**Exercise description:** Write down every entry below once more, exactly.

**Records for processing:**

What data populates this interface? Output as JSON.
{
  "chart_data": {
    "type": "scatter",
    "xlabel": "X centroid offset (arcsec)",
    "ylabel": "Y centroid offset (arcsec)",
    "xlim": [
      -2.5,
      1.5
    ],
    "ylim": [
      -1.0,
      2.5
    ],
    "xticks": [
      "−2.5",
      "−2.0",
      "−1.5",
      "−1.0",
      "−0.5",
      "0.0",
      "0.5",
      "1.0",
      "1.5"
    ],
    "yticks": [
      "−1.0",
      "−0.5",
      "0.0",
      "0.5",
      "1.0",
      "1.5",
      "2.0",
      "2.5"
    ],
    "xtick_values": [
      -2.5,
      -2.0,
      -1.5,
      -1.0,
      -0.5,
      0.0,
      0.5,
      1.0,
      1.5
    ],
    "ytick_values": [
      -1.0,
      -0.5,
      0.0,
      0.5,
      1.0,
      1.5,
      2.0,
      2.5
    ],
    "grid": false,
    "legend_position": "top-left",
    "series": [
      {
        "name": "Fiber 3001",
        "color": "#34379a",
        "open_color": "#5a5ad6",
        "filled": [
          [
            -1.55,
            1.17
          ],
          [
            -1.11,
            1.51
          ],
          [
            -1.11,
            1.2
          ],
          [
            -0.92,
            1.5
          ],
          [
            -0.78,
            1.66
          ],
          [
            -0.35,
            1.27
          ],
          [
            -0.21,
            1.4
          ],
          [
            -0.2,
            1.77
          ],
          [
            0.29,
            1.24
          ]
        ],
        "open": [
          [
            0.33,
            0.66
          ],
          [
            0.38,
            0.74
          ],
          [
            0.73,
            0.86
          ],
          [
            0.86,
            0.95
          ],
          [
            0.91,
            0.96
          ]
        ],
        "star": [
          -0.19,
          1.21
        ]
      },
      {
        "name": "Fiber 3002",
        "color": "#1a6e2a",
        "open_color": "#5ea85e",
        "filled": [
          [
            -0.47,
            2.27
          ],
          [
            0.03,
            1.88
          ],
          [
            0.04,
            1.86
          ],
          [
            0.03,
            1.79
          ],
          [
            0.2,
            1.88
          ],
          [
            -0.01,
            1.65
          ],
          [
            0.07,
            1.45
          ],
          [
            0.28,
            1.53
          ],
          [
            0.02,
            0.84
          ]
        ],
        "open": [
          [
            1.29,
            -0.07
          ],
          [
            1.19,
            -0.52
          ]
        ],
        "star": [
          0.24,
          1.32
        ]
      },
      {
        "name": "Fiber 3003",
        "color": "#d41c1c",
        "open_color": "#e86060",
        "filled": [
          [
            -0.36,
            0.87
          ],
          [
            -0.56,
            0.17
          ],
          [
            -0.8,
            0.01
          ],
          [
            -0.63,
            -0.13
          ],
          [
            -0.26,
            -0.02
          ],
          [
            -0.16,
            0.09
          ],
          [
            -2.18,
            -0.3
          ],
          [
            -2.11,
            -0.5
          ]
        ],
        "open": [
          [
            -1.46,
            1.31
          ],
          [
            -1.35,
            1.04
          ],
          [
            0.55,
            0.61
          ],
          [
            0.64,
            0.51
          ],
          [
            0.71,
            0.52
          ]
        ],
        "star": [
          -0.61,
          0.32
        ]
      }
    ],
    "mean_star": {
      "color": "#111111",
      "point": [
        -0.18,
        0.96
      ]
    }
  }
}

**Exercise response:**
What data populates this interface? Output as JSON.
{
  "chart_data": {
    "type": "scatter",
    "xlabel": "X centroid offset (arcsec)",
    "ylabel": "Y centroid offset (arcsec)",
    "xlim": [
      -2.5,
      1.5
    ],
    "ylim": [
      -1.0,
      2.5
    ],
    "xticks": [
      "−2.5",
      "−2.0",
      "−1.5",
      "−1.0",
      "−0.5",
      "0.0",
      "0.5",
      "1.0",
      "1.5"
    ],
    "yticks": [
      "−1.0",
      "−0.5",
      "0.0",
      "0.5",
      "1.0",
      "1.5",
      "2.0",
      "2.5"
    ],
    "xtick_values": [
      -2.5,
      -2.0,
      -1.5,
      -1.0,
      -0.5,
      0.0,
      0.5,
      1.0,
      1.5
    ],
    "ytick_values": [
      -1.0,
      -0.5,
      0.0,
      0.5,
      1.0,
      1.5,
      2.0,
      2.5
    ],
    "grid": false,
    "legend_position": "top-left",
    "series": [
      {
        "name": "Fiber 3001",
        "color": "#34379a",
        "open_color": "#5a5ad6",
        "filled": [
          [
            -1.55,
            1.17
          ],
          [
            -1.11,
            1.51
          ],
          [
            -1.11,
            1.2
          ],
          [
            -0.92,
            1.5
          ],
          [
            -0.78,
            1.66
          ],
          [
            -0.35,
            1.27
          ],
          [
            -0.21,
            1.4
          ],
          [
            -0.2,
            1.77
          ],
          [
            0.29,
            1.24
          ]
        ],
        "open": [
          [
            0.33,
            0.66
          ],
          [
            0.38,
            0.74
          ],
          [
            0.73,
            0.86
          ],
          [
            0.86,
            0.95
          ],
          [
            0.91,
            0.96
          ]
        ],
        "star": [
          -0.19,
          1.21
        ]
      },
      {
        "name": "Fiber 3002",
        "color": "#1a6e2a",
        "open_color": "#5ea85e",
        "filled": [
          [
            -0.47,
            2.27
          ],
          [
            0.03,
            1.88
          ],
          [
            0.04,
            1.86
          ],
          [
            0.03,
            1.79
          ],
          [
            0.2,
            1.88
          ],
          [
            -0.01,
            1.65
          ],
          [
            0.07,
            1.45
          ],
          [
            0.28,
            1.53
          ],
          [
            0.02,
            0.84
          ]
        ],
        "open": [
          [
            1.29,
            -0.07
          ],
          [
            1.19,
            -0.52
          ]
        ],
        "star": [
          0.24,
          1.32
        ]
      },
      {
        "name": "Fiber 3003",
        "color": "#d41c1c",
        "open_color": "#e86060",
        "filled": [
          [
            -0.36,
            0.87
          ],
          [
            -0.56,
            0.17
          ],
          [
            -0.8,
            0.01
          ],
          [
            -0.63,
            -0.13
          ],
          [
            -0.26,
            -0.02
          ],
          [
            -0.16,
            0.09
          ],
          [
            -2.18,
            -0.3
          ],
          [
            -2.11,
            -0.5
          ]
        ],
        "open": [
          [
            -1.46,
            1.31
          ],
          [
            -1.35,
            1.04
          ],
          [
            0.55,
            0.61
          ],
          [
            0.64,
            0.51
          ],
          [
            0.71,
            0.52
          ]
        ],
        "star": [
          -0.61,
          0.32
        ]
      }
    ],
    "mean_star": {
      "color": "#111111",
      "point": [
        -0.18,
        0.96
      ]
    }
  }
}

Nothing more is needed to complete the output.